*** Dataset records ***

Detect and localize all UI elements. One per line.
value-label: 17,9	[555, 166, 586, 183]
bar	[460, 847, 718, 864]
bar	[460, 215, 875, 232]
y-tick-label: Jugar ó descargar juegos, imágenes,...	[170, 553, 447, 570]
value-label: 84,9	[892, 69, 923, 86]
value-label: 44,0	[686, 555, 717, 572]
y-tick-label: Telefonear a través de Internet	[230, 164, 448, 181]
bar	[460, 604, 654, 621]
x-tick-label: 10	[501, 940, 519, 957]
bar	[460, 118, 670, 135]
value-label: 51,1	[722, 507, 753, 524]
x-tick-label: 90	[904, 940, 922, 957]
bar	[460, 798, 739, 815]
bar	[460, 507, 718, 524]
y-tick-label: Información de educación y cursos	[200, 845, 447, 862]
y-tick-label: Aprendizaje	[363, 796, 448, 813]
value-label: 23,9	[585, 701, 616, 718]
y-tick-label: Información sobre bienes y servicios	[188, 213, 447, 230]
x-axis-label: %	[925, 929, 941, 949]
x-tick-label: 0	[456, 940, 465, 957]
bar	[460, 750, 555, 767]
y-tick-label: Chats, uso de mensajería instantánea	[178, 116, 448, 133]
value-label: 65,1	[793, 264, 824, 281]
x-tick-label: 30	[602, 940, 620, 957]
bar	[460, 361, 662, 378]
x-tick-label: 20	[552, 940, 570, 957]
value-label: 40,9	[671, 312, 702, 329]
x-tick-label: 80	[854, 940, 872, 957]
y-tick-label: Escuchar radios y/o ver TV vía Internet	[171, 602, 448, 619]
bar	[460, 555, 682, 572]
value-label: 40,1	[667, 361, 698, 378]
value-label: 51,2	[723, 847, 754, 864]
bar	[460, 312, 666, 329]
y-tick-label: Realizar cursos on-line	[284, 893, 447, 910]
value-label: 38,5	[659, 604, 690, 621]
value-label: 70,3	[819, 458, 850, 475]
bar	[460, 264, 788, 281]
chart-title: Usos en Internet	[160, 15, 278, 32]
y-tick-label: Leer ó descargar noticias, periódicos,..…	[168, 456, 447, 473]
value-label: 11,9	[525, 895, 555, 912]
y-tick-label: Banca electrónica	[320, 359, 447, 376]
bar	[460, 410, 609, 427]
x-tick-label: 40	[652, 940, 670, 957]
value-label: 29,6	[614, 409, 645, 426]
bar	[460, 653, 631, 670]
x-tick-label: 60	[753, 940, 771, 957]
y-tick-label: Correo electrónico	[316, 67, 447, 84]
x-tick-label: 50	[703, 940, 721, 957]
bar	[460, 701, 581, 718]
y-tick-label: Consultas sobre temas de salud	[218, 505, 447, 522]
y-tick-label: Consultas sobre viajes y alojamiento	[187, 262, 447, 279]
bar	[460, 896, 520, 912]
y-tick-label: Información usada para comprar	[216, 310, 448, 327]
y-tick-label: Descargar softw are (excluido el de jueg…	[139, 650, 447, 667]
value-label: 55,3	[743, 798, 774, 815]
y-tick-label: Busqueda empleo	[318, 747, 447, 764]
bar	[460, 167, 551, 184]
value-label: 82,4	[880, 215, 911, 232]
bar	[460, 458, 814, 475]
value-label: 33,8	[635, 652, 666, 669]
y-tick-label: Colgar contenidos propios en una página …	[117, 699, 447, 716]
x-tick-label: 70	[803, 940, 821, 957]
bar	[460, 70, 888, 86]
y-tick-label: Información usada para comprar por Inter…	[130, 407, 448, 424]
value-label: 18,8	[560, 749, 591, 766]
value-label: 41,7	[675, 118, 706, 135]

*** End of Dataset records ***

» **Work instruction**: Please reproduce all of the entries exactly as they stand.

» **Output**:
Detect and localize all UI elements. One per line.
value-label: 17,9	[555, 166, 586, 183]
bar	[460, 847, 718, 864]
bar	[460, 215, 875, 232]
y-tick-label: Jugar ó descargar juegos, imágenes,...	[170, 553, 447, 570]
value-label: 84,9	[892, 69, 923, 86]
value-label: 44,0	[686, 555, 717, 572]
y-tick-label: Telefonear a través de Internet	[230, 164, 448, 181]
bar	[460, 604, 654, 621]
x-tick-label: 10	[501, 940, 519, 957]
bar	[460, 118, 670, 135]
value-label: 51,1	[722, 507, 753, 524]
x-tick-label: 90	[904, 940, 922, 957]
bar	[460, 798, 739, 815]
bar	[460, 507, 718, 524]
y-tick-label: Información de educación y cursos	[200, 845, 447, 862]
y-tick-label: Aprendizaje	[363, 796, 448, 813]
value-label: 23,9	[585, 701, 616, 718]
y-tick-label: Información sobre bienes y servicios	[188, 213, 447, 230]
x-axis-label: %	[925, 929, 941, 949]
x-tick-label: 0	[456, 940, 465, 957]
bar	[460, 750, 555, 767]
y-tick-label: Chats, uso de mensajería instantánea	[178, 116, 448, 133]
value-label: 65,1	[793, 264, 824, 281]
x-tick-label: 30	[602, 940, 620, 957]
bar	[460, 361, 662, 378]
x-tick-label: 20	[552, 940, 570, 957]
value-label: 40,9	[671, 312, 702, 329]
x-tick-label: 80	[854, 940, 872, 957]
y-tick-label: Escuchar radios y/o ver TV vía Internet	[171, 602, 448, 619]
bar	[460, 555, 682, 572]
value-label: 40,1	[667, 361, 698, 378]
value-label: 51,2	[723, 847, 754, 864]
bar	[460, 312, 666, 329]
y-tick-label: Realizar cursos on-line	[284, 893, 447, 910]
value-label: 38,5	[659, 604, 690, 621]
value-label: 70,3	[819, 458, 850, 475]
bar	[460, 264, 788, 281]
chart-title: Usos en Internet	[160, 15, 278, 32]
y-tick-label: Leer ó descargar noticias, periódicos,..…	[168, 456, 447, 473]
value-label: 11,9	[525, 895, 555, 912]
y-tick-label: Banca electrónica	[320, 359, 447, 376]
bar	[460, 410, 609, 427]
x-tick-label: 40	[652, 940, 670, 957]
value-label: 29,6	[614, 409, 645, 426]
bar	[460, 653, 631, 670]
x-tick-label: 60	[753, 940, 771, 957]
y-tick-label: Correo electrónico	[316, 67, 447, 84]
x-tick-label: 50	[703, 940, 721, 957]
bar	[460, 701, 581, 718]
y-tick-label: Consultas sobre temas de salud	[218, 505, 447, 522]
y-tick-label: Consultas sobre viajes y alojamiento	[187, 262, 447, 279]
bar	[460, 896, 520, 912]
y-tick-label: Información usada para comprar	[216, 310, 448, 327]
y-tick-label: Descargar softw are (excluido el de jueg…	[139, 650, 447, 667]
value-label: 55,3	[743, 798, 774, 815]
y-tick-label: Busqueda empleo	[318, 747, 447, 764]
bar	[460, 167, 551, 184]
value-label: 82,4	[880, 215, 911, 232]
bar	[460, 458, 814, 475]
value-label: 33,8	[635, 652, 666, 669]
y-tick-label: Colgar contenidos propios en una página …	[117, 699, 447, 716]
x-tick-label: 70	[803, 940, 821, 957]
bar	[460, 70, 888, 86]
y-tick-label: Información usada para comprar por Inter…	[130, 407, 448, 424]
value-label: 18,8	[560, 749, 591, 766]
value-label: 41,7	[675, 118, 706, 135]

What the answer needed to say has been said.